**Goal of the exercise:** Set down the whole listing verbatim.

** BEGIN Records to use **

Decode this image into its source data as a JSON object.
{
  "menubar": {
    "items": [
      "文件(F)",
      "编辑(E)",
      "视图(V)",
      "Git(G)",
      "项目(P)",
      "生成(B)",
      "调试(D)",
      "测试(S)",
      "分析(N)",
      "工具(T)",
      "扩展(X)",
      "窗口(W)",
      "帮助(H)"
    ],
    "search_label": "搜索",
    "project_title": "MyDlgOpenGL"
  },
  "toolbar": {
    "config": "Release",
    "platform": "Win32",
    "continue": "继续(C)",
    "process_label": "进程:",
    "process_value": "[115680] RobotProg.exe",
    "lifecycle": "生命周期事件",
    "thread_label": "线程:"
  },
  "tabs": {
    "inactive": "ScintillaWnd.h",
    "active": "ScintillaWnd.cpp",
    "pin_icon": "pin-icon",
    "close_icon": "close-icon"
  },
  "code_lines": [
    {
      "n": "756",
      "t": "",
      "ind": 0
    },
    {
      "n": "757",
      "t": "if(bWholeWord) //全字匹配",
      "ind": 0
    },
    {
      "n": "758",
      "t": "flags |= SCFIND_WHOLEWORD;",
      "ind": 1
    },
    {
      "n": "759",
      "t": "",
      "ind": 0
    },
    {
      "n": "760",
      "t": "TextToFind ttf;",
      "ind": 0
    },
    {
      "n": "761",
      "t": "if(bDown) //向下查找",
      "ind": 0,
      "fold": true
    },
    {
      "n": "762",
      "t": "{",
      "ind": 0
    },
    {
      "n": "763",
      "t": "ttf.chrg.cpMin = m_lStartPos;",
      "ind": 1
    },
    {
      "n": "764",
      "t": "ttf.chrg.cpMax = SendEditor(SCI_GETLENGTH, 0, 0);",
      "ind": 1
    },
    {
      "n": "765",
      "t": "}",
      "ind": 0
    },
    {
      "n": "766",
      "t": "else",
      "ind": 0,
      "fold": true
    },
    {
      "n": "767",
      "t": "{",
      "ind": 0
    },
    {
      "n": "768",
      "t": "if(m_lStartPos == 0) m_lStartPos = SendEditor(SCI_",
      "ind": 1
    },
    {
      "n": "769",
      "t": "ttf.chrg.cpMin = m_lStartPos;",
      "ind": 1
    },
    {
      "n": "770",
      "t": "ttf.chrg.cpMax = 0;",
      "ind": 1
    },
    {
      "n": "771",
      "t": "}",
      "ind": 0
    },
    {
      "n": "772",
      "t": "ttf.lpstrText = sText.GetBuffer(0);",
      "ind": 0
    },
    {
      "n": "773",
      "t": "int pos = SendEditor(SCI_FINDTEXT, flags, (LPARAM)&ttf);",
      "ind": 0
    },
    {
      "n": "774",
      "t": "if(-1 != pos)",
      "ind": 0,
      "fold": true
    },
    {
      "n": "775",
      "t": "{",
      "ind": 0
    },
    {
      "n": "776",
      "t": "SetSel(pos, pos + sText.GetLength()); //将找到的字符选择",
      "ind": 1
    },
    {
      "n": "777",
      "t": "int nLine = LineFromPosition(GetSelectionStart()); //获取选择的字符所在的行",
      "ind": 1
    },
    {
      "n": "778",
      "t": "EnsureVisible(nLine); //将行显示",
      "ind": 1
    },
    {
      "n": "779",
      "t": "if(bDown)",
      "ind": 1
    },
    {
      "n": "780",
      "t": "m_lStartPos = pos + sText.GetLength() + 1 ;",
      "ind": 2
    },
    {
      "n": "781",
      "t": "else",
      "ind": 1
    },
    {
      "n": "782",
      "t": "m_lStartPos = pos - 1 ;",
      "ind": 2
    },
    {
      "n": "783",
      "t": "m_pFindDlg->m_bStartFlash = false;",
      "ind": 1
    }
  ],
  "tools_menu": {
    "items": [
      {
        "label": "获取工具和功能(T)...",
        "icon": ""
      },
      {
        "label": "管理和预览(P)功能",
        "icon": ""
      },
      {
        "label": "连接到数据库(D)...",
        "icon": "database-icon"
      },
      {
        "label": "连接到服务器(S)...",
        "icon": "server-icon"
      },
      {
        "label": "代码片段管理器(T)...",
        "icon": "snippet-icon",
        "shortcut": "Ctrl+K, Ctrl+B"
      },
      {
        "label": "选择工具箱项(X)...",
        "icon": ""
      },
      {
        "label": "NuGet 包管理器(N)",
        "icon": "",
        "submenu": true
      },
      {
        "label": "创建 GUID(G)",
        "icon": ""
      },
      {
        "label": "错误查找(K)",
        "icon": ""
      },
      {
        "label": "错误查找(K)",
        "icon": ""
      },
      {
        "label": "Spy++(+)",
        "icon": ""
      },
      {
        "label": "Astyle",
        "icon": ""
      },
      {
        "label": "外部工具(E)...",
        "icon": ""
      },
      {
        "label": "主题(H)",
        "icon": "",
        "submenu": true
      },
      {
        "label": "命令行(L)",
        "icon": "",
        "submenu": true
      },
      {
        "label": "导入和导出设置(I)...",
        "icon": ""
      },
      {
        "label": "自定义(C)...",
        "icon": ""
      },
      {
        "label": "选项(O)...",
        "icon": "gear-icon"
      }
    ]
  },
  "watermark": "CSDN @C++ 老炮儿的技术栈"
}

** END Records to use **

**Complete answer:**
Decode this image into its source data as a JSON object.
{
  "menubar": {
    "items": [
      "文件(F)",
      "编辑(E)",
      "视图(V)",
      "Git(G)",
      "项目(P)",
      "生成(B)",
      "调试(D)",
      "测试(S)",
      "分析(N)",
      "工具(T)",
      "扩展(X)",
      "窗口(W)",
      "帮助(H)"
    ],
    "search_label": "搜索",
    "project_title": "MyDlgOpenGL"
  },
  "toolbar": {
    "config": "Release",
    "platform": "Win32",
    "continue": "继续(C)",
    "process_label": "进程:",
    "process_value": "[115680] RobotProg.exe",
    "lifecycle": "生命周期事件",
    "thread_label": "线程:"
  },
  "tabs": {
    "inactive": "ScintillaWnd.h",
    "active": "ScintillaWnd.cpp",
    "pin_icon": "pin-icon",
    "close_icon": "close-icon"
  },
  "code_lines": [
    {
      "n": "756",
      "t": "",
      "ind": 0
    },
    {
      "n": "757",
      "t": "if(bWholeWord) //全字匹配",
      "ind": 0
    },
    {
      "n": "758",
      "t": "flags |= SCFIND_WHOLEWORD;",
      "ind": 1
    },
    {
      "n": "759",
      "t": "",
      "ind": 0
    },
    {
      "n": "760",
      "t": "TextToFind ttf;",
      "ind": 0
    },
    {
      "n": "761",
      "t": "if(bDown) //向下查找",
      "ind": 0,
      "fold": true
    },
    {
      "n": "762",
      "t": "{",
      "ind": 0
    },
    {
      "n": "763",
      "t": "ttf.chrg.cpMin = m_lStartPos;",
      "ind": 1
    },
    {
      "n": "764",
      "t": "ttf.chrg.cpMax = SendEditor(SCI_GETLENGTH, 0, 0);",
      "ind": 1
    },
    {
      "n": "765",
      "t": "}",
      "ind": 0
    },
    {
      "n": "766",
      "t": "else",
      "ind": 0,
      "fold": true
    },
    {
      "n": "767",
      "t": "{",
      "ind": 0
    },
    {
      "n": "768",
      "t": "if(m_lStartPos == 0) m_lStartPos = SendEditor(SCI_",
      "ind": 1
    },
    {
      "n": "769",
      "t": "ttf.chrg.cpMin = m_lStartPos;",
      "ind": 1
    },
    {
      "n": "770",
      "t": "ttf.chrg.cpMax = 0;",
      "ind": 1
    },
    {
      "n": "771",
      "t": "}",
      "ind": 0
    },
    {
      "n": "772",
      "t": "ttf.lpstrText = sText.GetBuffer(0);",
      "ind": 0
    },
    {
      "n": "773",
      "t": "int pos = SendEditor(SCI_FINDTEXT, flags, (LPARAM)&ttf);",
      "ind": 0
    },
    {
      "n": "774",
      "t": "if(-1 != pos)",
      "ind": 0,
      "fold": true
    },
    {
      "n": "775",
      "t": "{",
      "ind": 0
    },
    {
      "n": "776",
      "t": "SetSel(pos, pos + sText.GetLength()); //将找到的字符选择",
      "ind": 1
    },
    {
      "n": "777",
      "t": "int nLine = LineFromPosition(GetSelectionStart()); //获取选择的字符所在的行",
      "ind": 1
    },
    {
      "n": "778",
      "t": "EnsureVisible(nLine); //将行显示",
      "ind": 1
    },
    {
      "n": "779",
      "t": "if(bDown)",
      "ind": 1
    },
    {
      "n": "780",
      "t": "m_lStartPos = pos + sText.GetLength() + 1 ;",
      "ind": 2
    },
    {
      "n": "781",
      "t": "else",
      "ind": 1
    },
    {
      "n": "782",
      "t": "m_lStartPos = pos - 1 ;",
      "ind": 2
    },
    {
      "n": "783",
      "t": "m_pFindDlg->m_bStartFlash = false;",
      "ind": 1
    }
  ],
  "tools_menu": {
    "items": [
      {
        "label": "获取工具和功能(T)...",
        "icon": ""
      },
      {
        "label": "管理和预览(P)功能",
        "icon": ""
      },
      {
        "label": "连接到数据库(D)...",
        "icon": "database-icon"
      },
      {
        "label": "连接到服务器(S)...",
        "icon": "server-icon"
      },
      {
        "label": "代码片段管理器(T)...",
        "icon": "snippet-icon",
        "shortcut": "Ctrl+K, Ctrl+B"
      },
      {
        "label": "选择工具箱项(X)...",
        "icon": ""
      },
      {
        "label": "NuGet 包管理器(N)",
        "icon": "",
        "submenu": true
      },
      {
        "label": "创建 GUID(G)",
        "icon": ""
      },
      {
        "label": "错误查找(K)",
        "icon": ""
      },
      {
        "label": "错误查找(K)",
        "icon": ""
      },
      {
        "label": "Spy++(+)",
        "icon": ""
      },
      {
        "label": "Astyle",
        "icon": ""
      },
      {
        "label": "外部工具(E)...",
        "icon": ""
      },
      {
        "label": "主题(H)",
        "icon": "",
        "submenu": true
      },
      {
        "label": "命令行(L)",
        "icon": "",
        "submenu": true
      },
      {
        "label": "导入和导出设置(I)...",
        "icon": ""
      },
      {
        "label": "自定义(C)...",
        "icon": ""
      },
      {
        "label": "选项(O)...",
        "icon": "gear-icon"
      }
    ]
  },
  "watermark": "CSDN @C++ 老炮儿的技术栈"
}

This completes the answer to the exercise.